### Directive
Quote every line of the material beneath this one.

Source data
- - - -

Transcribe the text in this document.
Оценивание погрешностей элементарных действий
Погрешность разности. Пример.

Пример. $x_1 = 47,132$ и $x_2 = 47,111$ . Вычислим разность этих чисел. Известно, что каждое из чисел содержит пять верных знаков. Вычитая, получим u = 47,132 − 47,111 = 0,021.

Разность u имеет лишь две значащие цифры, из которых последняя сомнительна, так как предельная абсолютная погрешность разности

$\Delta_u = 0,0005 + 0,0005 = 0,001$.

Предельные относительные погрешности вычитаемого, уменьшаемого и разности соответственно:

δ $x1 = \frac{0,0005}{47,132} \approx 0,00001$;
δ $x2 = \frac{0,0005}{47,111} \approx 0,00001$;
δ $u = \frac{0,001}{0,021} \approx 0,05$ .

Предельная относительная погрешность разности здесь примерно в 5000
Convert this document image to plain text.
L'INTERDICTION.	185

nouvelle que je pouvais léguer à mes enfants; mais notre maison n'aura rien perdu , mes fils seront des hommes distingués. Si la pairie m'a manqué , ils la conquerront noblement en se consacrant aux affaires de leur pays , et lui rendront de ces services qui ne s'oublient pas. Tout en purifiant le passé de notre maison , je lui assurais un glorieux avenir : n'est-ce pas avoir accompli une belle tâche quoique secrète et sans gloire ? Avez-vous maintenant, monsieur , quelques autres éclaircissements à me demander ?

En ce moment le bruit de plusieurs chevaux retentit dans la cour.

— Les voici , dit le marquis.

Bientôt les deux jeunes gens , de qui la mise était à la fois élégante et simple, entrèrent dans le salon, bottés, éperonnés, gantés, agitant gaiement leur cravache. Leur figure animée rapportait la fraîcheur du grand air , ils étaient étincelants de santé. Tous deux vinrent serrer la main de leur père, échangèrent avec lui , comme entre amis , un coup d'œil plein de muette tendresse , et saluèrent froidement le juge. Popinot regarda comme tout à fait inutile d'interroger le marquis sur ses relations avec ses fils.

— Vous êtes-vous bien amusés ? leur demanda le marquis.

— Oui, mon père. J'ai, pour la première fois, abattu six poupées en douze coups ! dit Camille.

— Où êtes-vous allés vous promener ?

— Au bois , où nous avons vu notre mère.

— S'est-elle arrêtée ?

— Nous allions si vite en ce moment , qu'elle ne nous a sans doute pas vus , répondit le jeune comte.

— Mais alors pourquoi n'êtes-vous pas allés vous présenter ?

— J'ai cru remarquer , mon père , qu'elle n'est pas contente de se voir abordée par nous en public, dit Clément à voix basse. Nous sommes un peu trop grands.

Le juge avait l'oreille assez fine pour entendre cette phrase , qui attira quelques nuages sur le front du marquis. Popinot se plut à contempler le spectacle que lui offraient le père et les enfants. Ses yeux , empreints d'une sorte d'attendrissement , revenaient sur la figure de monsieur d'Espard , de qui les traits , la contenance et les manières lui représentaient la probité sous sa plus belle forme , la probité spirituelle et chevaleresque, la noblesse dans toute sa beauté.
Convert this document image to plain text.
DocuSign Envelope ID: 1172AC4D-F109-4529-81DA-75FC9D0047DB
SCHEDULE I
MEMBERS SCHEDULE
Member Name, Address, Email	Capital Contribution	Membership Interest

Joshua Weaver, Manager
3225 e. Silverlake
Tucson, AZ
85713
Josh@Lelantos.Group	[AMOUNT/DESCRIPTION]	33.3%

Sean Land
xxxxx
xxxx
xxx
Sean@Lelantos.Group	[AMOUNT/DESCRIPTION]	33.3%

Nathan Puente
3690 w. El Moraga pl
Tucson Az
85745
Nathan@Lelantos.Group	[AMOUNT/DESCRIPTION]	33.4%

- - - -

### The response
Transcribe the text in this document.
Оценивание погрешностей элементарных действий
Погрешность разности. Пример.

Пример. $x_1 = 47,132$ и $x_2 = 47,111$ . Вычислим разность этих чисел. Известно, что каждое из чисел содержит пять верных знаков. Вычитая, получим u = 47,132 − 47,111 = 0,021.

Разность u имеет лишь две значащие цифры, из которых последняя сомнительна, так как предельная абсолютная погрешность разности

$\Delta_u = 0,0005 + 0,0005 = 0,001$.

Предельные относительные погрешности вычитаемого, уменьшаемого и разности соответственно:

δ $x1 = \frac{0,0005}{47,132} \approx 0,00001$;
δ $x2 = \frac{0,0005}{47,111} \approx 0,00001$;
δ $u = \frac{0,001}{0,021} \approx 0,05$ .

Предельная относительная погрешность разности здесь примерно в 5000
Convert this document image to plain text.
L'INTERDICTION.	185

nouvelle que je pouvais léguer à mes enfants; mais notre maison n'aura rien perdu , mes fils seront des hommes distingués. Si la pairie m'a manqué , ils la conquerront noblement en se consacrant aux affaires de leur pays , et lui rendront de ces services qui ne s'oublient pas. Tout en purifiant le passé de notre maison , je lui assurais un glorieux avenir : n'est-ce pas avoir accompli une belle tâche quoique secrète et sans gloire ? Avez-vous maintenant, monsieur , quelques autres éclaircissements à me demander ?

En ce moment le bruit de plusieurs chevaux retentit dans la cour.

— Les voici , dit le marquis.

Bientôt les deux jeunes gens , de qui la mise était à la fois élégante et simple, entrèrent dans le salon, bottés, éperonnés, gantés, agitant gaiement leur cravache. Leur figure animée rapportait la fraîcheur du grand air , ils étaient étincelants de santé. Tous deux vinrent serrer la main de leur père, échangèrent avec lui , comme entre amis , un coup d'œil plein de muette tendresse , et saluèrent froidement le juge. Popinot regarda comme tout à fait inutile d'interroger le marquis sur ses relations avec ses fils.

— Vous êtes-vous bien amusés ? leur demanda le marquis.

— Oui, mon père. J'ai, pour la première fois, abattu six poupées en douze coups ! dit Camille.

— Où êtes-vous allés vous promener ?

— Au bois , où nous avons vu notre mère.

— S'est-elle arrêtée ?

— Nous allions si vite en ce moment , qu'elle ne nous a sans doute pas vus , répondit le jeune comte.

— Mais alors pourquoi n'êtes-vous pas allés vous présenter ?

— J'ai cru remarquer , mon père , qu'elle n'est pas contente de se voir abordée par nous en public, dit Clément à voix basse. Nous sommes un peu trop grands.

Le juge avait l'oreille assez fine pour entendre cette phrase , qui attira quelques nuages sur le front du marquis. Popinot se plut à contempler le spectacle que lui offraient le père et les enfants. Ses yeux , empreints d'une sorte d'attendrissement , revenaient sur la figure de monsieur d'Espard , de qui les traits , la contenance et les manières lui représentaient la probité sous sa plus belle forme , la probité spirituelle et chevaleresque, la noblesse dans toute sa beauté.
Convert this document image to plain text.
DocuSign Envelope ID: 1172AC4D-F109-4529-81DA-75FC9D0047DB
SCHEDULE I
MEMBERS SCHEDULE
Member Name, Address, Email	Capital Contribution	Membership Interest

Joshua Weaver, Manager
3225 e. Silverlake
Tucson, AZ
85713
Josh@Lelantos.Group	[AMOUNT/DESCRIPTION]	33.3%

Sean Land
xxxxx
xxxx
xxx
Sean@Lelantos.Group	[AMOUNT/DESCRIPTION]	33.3%

Nathan Puente
3690 w. El Moraga pl
Tucson Az
85745
Nathan@Lelantos.Group	[AMOUNT/DESCRIPTION]	33.4%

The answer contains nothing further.